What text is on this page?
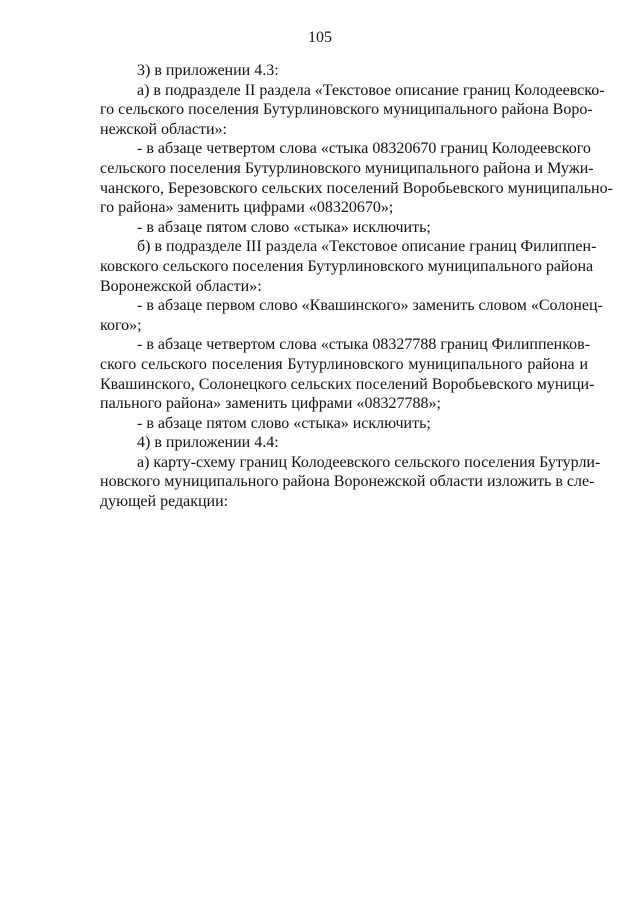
105
3) в приложении 4.3:
а) в подразделе II раздела «Текстовое описание границ Колодеевско-
го сельского поселения Бутурлиновского муниципального района Воро-
нежской области»:
- в абзаце четвертом слова «стыка 08320670 границ Колодеевского
сельского поселения Бутурлиновского муниципального района и Мужи-
чанского, Березовского сельских поселений Воробьевского муниципально-
го района» заменить цифрами «08320670»;
- в абзаце пятом слово «стыка» исключить;
б) в подразделе III раздела «Текстовое описание границ Филиппен-
ковского сельского поселения Бутурлиновского муниципального района
Воронежской области»:
- в абзаце первом слово «Квашинского» заменить словом «Солонец-
кого»;
- в абзаце четвертом слова «стыка 08327788 границ Филиппенков-
ского сельского поселения Бутурлиновского муниципального района и
Квашинского, Солонецкого сельских поселений Воробьевского муници-
пального района» заменить цифрами «08327788»;
- в абзаце пятом слово «стыка» исключить;
4) в приложении 4.4:
а) карту-схему границ Колодеевского сельского поселения Бутурли-
новского муниципального района Воронежской области изложить в сле-
дующей редакции:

■ ■ ■ ■

YOUR TASK: Skip every picture and transcribe the data above exactly.

RESULT FOR THIS EXERCISE:
What text is on this page?
105
3) в приложении 4.3:
а) в подразделе II раздела «Текстовое описание границ Колодеевско-
го сельского поселения Бутурлиновского муниципального района Воро-
нежской области»:
- в абзаце четвертом слова «стыка 08320670 границ Колодеевского
сельского поселения Бутурлиновского муниципального района и Мужи-
чанского, Березовского сельских поселений Воробьевского муниципально-
го района» заменить цифрами «08320670»;
- в абзаце пятом слово «стыка» исключить;
б) в подразделе III раздела «Текстовое описание границ Филиппен-
ковского сельского поселения Бутурлиновского муниципального района
Воронежской области»:
- в абзаце первом слово «Квашинского» заменить словом «Солонец-
кого»;
- в абзаце четвертом слова «стыка 08327788 границ Филиппенков-
ского сельского поселения Бутурлиновского муниципального района и
Квашинского, Солонецкого сельских поселений Воробьевского муници-
пального района» заменить цифрами «08327788»;
- в абзаце пятом слово «стыка» исключить;
4) в приложении 4.4:
а) карту-схему границ Колодеевского сельского поселения Бутурли-
новского муниципального района Воронежской области изложить в сле-
дующей редакции:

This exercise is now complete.